**Aim of the exercise**
Output an exact reproduction of the data.

**Data in this exercise**
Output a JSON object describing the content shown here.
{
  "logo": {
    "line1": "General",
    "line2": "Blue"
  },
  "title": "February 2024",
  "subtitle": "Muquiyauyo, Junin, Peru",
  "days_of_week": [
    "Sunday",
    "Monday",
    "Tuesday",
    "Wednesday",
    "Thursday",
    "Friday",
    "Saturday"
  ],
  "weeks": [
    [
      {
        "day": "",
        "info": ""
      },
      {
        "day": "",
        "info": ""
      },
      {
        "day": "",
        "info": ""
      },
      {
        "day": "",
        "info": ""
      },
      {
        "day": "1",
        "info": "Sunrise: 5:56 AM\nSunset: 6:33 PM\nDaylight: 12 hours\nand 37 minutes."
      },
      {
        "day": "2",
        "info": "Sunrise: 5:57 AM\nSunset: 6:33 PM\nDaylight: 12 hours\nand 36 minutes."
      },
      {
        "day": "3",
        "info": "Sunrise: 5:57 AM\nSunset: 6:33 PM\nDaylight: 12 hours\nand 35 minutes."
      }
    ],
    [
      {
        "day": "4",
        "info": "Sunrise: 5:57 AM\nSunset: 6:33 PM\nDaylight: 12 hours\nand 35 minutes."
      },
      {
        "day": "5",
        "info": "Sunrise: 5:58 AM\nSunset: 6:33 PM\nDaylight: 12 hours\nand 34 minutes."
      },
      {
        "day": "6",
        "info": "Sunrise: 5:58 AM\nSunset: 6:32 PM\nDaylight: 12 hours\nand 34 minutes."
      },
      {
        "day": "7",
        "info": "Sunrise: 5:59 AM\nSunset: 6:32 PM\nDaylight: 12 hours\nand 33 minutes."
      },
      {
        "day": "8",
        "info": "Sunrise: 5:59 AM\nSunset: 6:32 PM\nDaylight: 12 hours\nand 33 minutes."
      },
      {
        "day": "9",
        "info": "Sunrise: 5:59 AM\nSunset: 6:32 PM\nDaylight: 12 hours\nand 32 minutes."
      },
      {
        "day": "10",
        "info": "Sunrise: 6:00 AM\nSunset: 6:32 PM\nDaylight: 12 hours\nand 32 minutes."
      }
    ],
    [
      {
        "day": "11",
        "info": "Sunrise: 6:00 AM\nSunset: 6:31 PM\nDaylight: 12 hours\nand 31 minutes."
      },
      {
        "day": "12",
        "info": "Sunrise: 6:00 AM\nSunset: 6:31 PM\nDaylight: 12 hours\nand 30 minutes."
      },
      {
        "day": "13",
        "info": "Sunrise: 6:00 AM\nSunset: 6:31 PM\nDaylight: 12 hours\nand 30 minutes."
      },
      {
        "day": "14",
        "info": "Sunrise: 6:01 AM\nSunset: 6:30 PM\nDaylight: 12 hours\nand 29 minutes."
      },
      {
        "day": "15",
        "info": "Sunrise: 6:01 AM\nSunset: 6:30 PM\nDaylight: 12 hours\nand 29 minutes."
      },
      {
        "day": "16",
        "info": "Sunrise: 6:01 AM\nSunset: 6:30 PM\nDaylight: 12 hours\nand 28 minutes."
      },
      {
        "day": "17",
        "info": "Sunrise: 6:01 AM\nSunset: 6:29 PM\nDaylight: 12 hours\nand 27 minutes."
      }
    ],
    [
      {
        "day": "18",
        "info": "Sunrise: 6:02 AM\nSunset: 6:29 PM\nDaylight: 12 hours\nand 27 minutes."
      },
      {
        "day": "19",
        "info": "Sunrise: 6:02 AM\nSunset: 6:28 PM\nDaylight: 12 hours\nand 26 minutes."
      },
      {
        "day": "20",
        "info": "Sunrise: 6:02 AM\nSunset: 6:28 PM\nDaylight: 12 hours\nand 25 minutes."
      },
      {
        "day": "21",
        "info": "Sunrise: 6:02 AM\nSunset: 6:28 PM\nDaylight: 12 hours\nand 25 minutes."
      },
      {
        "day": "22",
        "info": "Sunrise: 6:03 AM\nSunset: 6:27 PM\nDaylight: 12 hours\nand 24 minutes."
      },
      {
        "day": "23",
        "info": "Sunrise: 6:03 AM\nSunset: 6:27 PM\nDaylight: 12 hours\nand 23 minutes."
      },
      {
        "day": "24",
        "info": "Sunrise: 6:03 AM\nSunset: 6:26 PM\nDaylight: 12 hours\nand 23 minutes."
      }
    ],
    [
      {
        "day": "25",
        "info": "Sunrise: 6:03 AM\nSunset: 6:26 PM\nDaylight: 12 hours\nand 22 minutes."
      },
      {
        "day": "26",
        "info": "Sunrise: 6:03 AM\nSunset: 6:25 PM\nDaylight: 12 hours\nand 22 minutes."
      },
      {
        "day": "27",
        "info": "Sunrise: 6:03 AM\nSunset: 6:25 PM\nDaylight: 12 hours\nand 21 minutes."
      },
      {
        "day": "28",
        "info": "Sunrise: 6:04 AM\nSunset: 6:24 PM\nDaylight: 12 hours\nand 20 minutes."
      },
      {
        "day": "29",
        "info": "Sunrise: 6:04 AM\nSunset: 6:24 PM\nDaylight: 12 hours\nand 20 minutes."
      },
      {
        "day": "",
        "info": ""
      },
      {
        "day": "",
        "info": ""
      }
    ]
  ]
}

**Worked solution**
Output a JSON object describing the content shown here.
{
  "logo": {
    "line1": "General",
    "line2": "Blue"
  },
  "title": "February 2024",
  "subtitle": "Muquiyauyo, Junin, Peru",
  "days_of_week": [
    "Sunday",
    "Monday",
    "Tuesday",
    "Wednesday",
    "Thursday",
    "Friday",
    "Saturday"
  ],
  "weeks": [
    [
      {
        "day": "",
        "info": ""
      },
      {
        "day": "",
        "info": ""
      },
      {
        "day": "",
        "info": ""
      },
      {
        "day": "",
        "info": ""
      },
      {
        "day": "1",
        "info": "Sunrise: 5:56 AM\nSunset: 6:33 PM\nDaylight: 12 hours\nand 37 minutes."
      },
      {
        "day": "2",
        "info": "Sunrise: 5:57 AM\nSunset: 6:33 PM\nDaylight: 12 hours\nand 36 minutes."
      },
      {
        "day": "3",
        "info": "Sunrise: 5:57 AM\nSunset: 6:33 PM\nDaylight: 12 hours\nand 35 minutes."
      }
    ],
    [
      {
        "day": "4",
        "info": "Sunrise: 5:57 AM\nSunset: 6:33 PM\nDaylight: 12 hours\nand 35 minutes."
      },
      {
        "day": "5",
        "info": "Sunrise: 5:58 AM\nSunset: 6:33 PM\nDaylight: 12 hours\nand 34 minutes."
      },
      {
        "day": "6",
        "info": "Sunrise: 5:58 AM\nSunset: 6:32 PM\nDaylight: 12 hours\nand 34 minutes."
      },
      {
        "day": "7",
        "info": "Sunrise: 5:59 AM\nSunset: 6:32 PM\nDaylight: 12 hours\nand 33 minutes."
      },
      {
        "day": "8",
        "info": "Sunrise: 5:59 AM\nSunset: 6:32 PM\nDaylight: 12 hours\nand 33 minutes."
      },
      {
        "day": "9",
        "info": "Sunrise: 5:59 AM\nSunset: 6:32 PM\nDaylight: 12 hours\nand 32 minutes."
      },
      {
        "day": "10",
        "info": "Sunrise: 6:00 AM\nSunset: 6:32 PM\nDaylight: 12 hours\nand 32 minutes."
      }
    ],
    [
      {
        "day": "11",
        "info": "Sunrise: 6:00 AM\nSunset: 6:31 PM\nDaylight: 12 hours\nand 31 minutes."
      },
      {
        "day": "12",
        "info": "Sunrise: 6:00 AM\nSunset: 6:31 PM\nDaylight: 12 hours\nand 30 minutes."
      },
      {
        "day": "13",
        "info": "Sunrise: 6:00 AM\nSunset: 6:31 PM\nDaylight: 12 hours\nand 30 minutes."
      },
      {
        "day": "14",
        "info": "Sunrise: 6:01 AM\nSunset: 6:30 PM\nDaylight: 12 hours\nand 29 minutes."
      },
      {
        "day": "15",
        "info": "Sunrise: 6:01 AM\nSunset: 6:30 PM\nDaylight: 12 hours\nand 29 minutes."
      },
      {
        "day": "16",
        "info": "Sunrise: 6:01 AM\nSunset: 6:30 PM\nDaylight: 12 hours\nand 28 minutes."
      },
      {
        "day": "17",
        "info": "Sunrise: 6:01 AM\nSunset: 6:29 PM\nDaylight: 12 hours\nand 27 minutes."
      }
    ],
    [
      {
        "day": "18",
        "info": "Sunrise: 6:02 AM\nSunset: 6:29 PM\nDaylight: 12 hours\nand 27 minutes."
      },
      {
        "day": "19",
        "info": "Sunrise: 6:02 AM\nSunset: 6:28 PM\nDaylight: 12 hours\nand 26 minutes."
      },
      {
        "day": "20",
        "info": "Sunrise: 6:02 AM\nSunset: 6:28 PM\nDaylight: 12 hours\nand 25 minutes."
      },
      {
        "day": "21",
        "info": "Sunrise: 6:02 AM\nSunset: 6:28 PM\nDaylight: 12 hours\nand 25 minutes."
      },
      {
        "day": "22",
        "info": "Sunrise: 6:03 AM\nSunset: 6:27 PM\nDaylight: 12 hours\nand 24 minutes."
      },
      {
        "day": "23",
        "info": "Sunrise: 6:03 AM\nSunset: 6:27 PM\nDaylight: 12 hours\nand 23 minutes."
      },
      {
        "day": "24",
        "info": "Sunrise: 6:03 AM\nSunset: 6:26 PM\nDaylight: 12 hours\nand 23 minutes."
      }
    ],
    [
      {
        "day": "25",
        "info": "Sunrise: 6:03 AM\nSunset: 6:26 PM\nDaylight: 12 hours\nand 22 minutes."
      },
      {
        "day": "26",
        "info": "Sunrise: 6:03 AM\nSunset: 6:25 PM\nDaylight: 12 hours\nand 22 minutes."
      },
      {
        "day": "27",
        "info": "Sunrise: 6:03 AM\nSunset: 6:25 PM\nDaylight: 12 hours\nand 21 minutes."
      },
      {
        "day": "28",
        "info": "Sunrise: 6:04 AM\nSunset: 6:24 PM\nDaylight: 12 hours\nand 20 minutes."
      },
      {
        "day": "29",
        "info": "Sunrise: 6:04 AM\nSunset: 6:24 PM\nDaylight: 12 hours\nand 20 minutes."
      },
      {
        "day": "",
        "info": ""
      },
      {
        "day": "",
        "info": ""
      }
    ]
  ]
}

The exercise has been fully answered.